_STATED PROBLEM:_ Each line that follows is to be retyped exactly.

_EXERCISE MATERIAL:_
------------------------

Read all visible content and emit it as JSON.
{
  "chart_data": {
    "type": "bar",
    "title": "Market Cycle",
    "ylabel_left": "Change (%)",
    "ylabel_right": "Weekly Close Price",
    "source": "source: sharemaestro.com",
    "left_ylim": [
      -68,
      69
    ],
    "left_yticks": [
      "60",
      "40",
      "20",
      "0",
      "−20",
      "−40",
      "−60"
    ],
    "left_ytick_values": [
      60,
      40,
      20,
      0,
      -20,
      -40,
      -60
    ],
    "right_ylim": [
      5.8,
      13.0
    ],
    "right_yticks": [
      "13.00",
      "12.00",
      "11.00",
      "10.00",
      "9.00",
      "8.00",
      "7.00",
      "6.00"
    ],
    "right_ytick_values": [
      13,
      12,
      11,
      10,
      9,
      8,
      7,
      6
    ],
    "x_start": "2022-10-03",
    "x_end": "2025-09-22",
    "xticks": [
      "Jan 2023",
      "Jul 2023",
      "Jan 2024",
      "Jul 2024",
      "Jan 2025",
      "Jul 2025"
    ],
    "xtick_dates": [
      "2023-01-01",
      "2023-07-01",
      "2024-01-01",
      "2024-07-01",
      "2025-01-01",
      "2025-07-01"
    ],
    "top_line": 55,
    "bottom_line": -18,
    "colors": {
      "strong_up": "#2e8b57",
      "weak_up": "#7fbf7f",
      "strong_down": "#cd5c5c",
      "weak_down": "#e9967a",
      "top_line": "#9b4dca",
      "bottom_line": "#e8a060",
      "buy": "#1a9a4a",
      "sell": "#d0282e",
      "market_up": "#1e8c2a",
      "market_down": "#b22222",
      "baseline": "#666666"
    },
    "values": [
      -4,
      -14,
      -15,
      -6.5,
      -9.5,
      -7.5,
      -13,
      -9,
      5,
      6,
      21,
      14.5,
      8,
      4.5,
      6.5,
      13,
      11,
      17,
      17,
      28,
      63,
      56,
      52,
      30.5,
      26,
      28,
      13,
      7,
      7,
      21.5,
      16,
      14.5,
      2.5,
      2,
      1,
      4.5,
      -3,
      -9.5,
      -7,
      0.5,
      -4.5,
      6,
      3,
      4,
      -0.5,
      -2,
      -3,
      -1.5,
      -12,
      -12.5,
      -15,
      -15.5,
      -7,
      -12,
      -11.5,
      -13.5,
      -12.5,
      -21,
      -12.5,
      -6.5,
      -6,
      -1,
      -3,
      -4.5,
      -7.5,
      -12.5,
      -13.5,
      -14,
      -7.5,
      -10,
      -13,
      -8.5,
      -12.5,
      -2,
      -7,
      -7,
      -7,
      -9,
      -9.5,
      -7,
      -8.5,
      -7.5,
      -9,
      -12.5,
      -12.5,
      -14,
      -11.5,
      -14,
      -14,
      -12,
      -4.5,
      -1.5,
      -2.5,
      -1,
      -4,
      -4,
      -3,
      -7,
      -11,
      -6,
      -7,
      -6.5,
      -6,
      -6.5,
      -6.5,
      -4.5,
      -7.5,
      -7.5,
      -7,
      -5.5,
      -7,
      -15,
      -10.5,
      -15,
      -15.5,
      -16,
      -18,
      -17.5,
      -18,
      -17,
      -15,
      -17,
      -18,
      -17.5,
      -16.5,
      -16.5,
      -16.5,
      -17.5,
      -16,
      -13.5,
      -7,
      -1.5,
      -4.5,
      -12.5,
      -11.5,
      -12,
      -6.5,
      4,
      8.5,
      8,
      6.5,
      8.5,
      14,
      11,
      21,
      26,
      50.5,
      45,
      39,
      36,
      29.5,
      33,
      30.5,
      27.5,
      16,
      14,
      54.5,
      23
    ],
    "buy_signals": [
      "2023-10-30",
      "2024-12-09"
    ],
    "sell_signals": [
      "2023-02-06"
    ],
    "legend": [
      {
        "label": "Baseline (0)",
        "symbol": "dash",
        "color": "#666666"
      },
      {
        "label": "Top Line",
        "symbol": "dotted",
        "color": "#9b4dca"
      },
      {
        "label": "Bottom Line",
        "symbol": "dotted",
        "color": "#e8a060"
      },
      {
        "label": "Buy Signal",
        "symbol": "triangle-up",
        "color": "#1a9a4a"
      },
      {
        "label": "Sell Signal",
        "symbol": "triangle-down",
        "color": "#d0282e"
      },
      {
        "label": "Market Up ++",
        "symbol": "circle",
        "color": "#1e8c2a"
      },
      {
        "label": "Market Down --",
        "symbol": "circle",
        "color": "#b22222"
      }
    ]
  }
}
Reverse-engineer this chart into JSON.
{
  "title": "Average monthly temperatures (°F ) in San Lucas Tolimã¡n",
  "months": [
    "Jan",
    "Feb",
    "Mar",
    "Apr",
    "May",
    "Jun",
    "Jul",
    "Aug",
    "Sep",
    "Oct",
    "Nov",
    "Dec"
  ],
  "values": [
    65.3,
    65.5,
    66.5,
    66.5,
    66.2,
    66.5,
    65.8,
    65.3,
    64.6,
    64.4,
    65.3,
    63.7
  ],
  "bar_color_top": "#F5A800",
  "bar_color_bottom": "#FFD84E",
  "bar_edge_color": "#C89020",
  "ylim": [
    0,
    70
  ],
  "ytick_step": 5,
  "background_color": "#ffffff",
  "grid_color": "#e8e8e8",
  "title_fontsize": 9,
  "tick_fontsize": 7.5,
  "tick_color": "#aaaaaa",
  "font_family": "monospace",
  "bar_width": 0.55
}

------------------------

_RESPONSE BELOW:_
Read all visible content and emit it as JSON.
{
  "chart_data": {
    "type": "bar",
    "title": "Market Cycle",
    "ylabel_left": "Change (%)",
    "ylabel_right": "Weekly Close Price",
    "source": "source: sharemaestro.com",
    "left_ylim": [
      -68,
      69
    ],
    "left_yticks": [
      "60",
      "40",
      "20",
      "0",
      "−20",
      "−40",
      "−60"
    ],
    "left_ytick_values": [
      60,
      40,
      20,
      0,
      -20,
      -40,
      -60
    ],
    "right_ylim": [
      5.8,
      13.0
    ],
    "right_yticks": [
      "13.00",
      "12.00",
      "11.00",
      "10.00",
      "9.00",
      "8.00",
      "7.00",
      "6.00"
    ],
    "right_ytick_values": [
      13,
      12,
      11,
      10,
      9,
      8,
      7,
      6
    ],
    "x_start": "2022-10-03",
    "x_end": "2025-09-22",
    "xticks": [
      "Jan 2023",
      "Jul 2023",
      "Jan 2024",
      "Jul 2024",
      "Jan 2025",
      "Jul 2025"
    ],
    "xtick_dates": [
      "2023-01-01",
      "2023-07-01",
      "2024-01-01",
      "2024-07-01",
      "2025-01-01",
      "2025-07-01"
    ],
    "top_line": 55,
    "bottom_line": -18,
    "colors": {
      "strong_up": "#2e8b57",
      "weak_up": "#7fbf7f",
      "strong_down": "#cd5c5c",
      "weak_down": "#e9967a",
      "top_line": "#9b4dca",
      "bottom_line": "#e8a060",
      "buy": "#1a9a4a",
      "sell": "#d0282e",
      "market_up": "#1e8c2a",
      "market_down": "#b22222",
      "baseline": "#666666"
    },
    "values": [
      -4,
      -14,
      -15,
      -6.5,
      -9.5,
      -7.5,
      -13,
      -9,
      5,
      6,
      21,
      14.5,
      8,
      4.5,
      6.5,
      13,
      11,
      17,
      17,
      28,
      63,
      56,
      52,
      30.5,
      26,
      28,
      13,
      7,
      7,
      21.5,
      16,
      14.5,
      2.5,
      2,
      1,
      4.5,
      -3,
      -9.5,
      -7,
      0.5,
      -4.5,
      6,
      3,
      4,
      -0.5,
      -2,
      -3,
      -1.5,
      -12,
      -12.5,
      -15,
      -15.5,
      -7,
      -12,
      -11.5,
      -13.5,
      -12.5,
      -21,
      -12.5,
      -6.5,
      -6,
      -1,
      -3,
      -4.5,
      -7.5,
      -12.5,
      -13.5,
      -14,
      -7.5,
      -10,
      -13,
      -8.5,
      -12.5,
      -2,
      -7,
      -7,
      -7,
      -9,
      -9.5,
      -7,
      -8.5,
      -7.5,
      -9,
      -12.5,
      -12.5,
      -14,
      -11.5,
      -14,
      -14,
      -12,
      -4.5,
      -1.5,
      -2.5,
      -1,
      -4,
      -4,
      -3,
      -7,
      -11,
      -6,
      -7,
      -6.5,
      -6,
      -6.5,
      -6.5,
      -4.5,
      -7.5,
      -7.5,
      -7,
      -5.5,
      -7,
      -15,
      -10.5,
      -15,
      -15.5,
      -16,
      -18,
      -17.5,
      -18,
      -17,
      -15,
      -17,
      -18,
      -17.5,
      -16.5,
      -16.5,
      -16.5,
      -17.5,
      -16,
      -13.5,
      -7,
      -1.5,
      -4.5,
      -12.5,
      -11.5,
      -12,
      -6.5,
      4,
      8.5,
      8,
      6.5,
      8.5,
      14,
      11,
      21,
      26,
      50.5,
      45,
      39,
      36,
      29.5,
      33,
      30.5,
      27.5,
      16,
      14,
      54.5,
      23
    ],
    "buy_signals": [
      "2023-10-30",
      "2024-12-09"
    ],
    "sell_signals": [
      "2023-02-06"
    ],
    "legend": [
      {
        "label": "Baseline (0)",
        "symbol": "dash",
        "color": "#666666"
      },
      {
        "label": "Top Line",
        "symbol": "dotted",
        "color": "#9b4dca"
      },
      {
        "label": "Bottom Line",
        "symbol": "dotted",
        "color": "#e8a060"
      },
      {
        "label": "Buy Signal",
        "symbol": "triangle-up",
        "color": "#1a9a4a"
      },
      {
        "label": "Sell Signal",
        "symbol": "triangle-down",
        "color": "#d0282e"
      },
      {
        "label": "Market Up ++",
        "symbol": "circle",
        "color": "#1e8c2a"
      },
      {
        "label": "Market Down --",
        "symbol": "circle",
        "color": "#b22222"
      }
    ]
  }
}
Reverse-engineer this chart into JSON.
{
  "title": "Average monthly temperatures (°F ) in San Lucas Tolimã¡n",
  "months": [
    "Jan",
    "Feb",
    "Mar",
    "Apr",
    "May",
    "Jun",
    "Jul",
    "Aug",
    "Sep",
    "Oct",
    "Nov",
    "Dec"
  ],
  "values": [
    65.3,
    65.5,
    66.5,
    66.5,
    66.2,
    66.5,
    65.8,
    65.3,
    64.6,
    64.4,
    65.3,
    63.7
  ],
  "bar_color_top": "#F5A800",
  "bar_color_bottom": "#FFD84E",
  "bar_edge_color": "#C89020",
  "ylim": [
    0,
    70
  ],
  "ytick_step": 5,
  "background_color": "#ffffff",
  "grid_color": "#e8e8e8",
  "title_fontsize": 9,
  "tick_fontsize": 7.5,
  "tick_color": "#aaaaaa",
  "font_family": "monospace",
  "bar_width": 0.55
}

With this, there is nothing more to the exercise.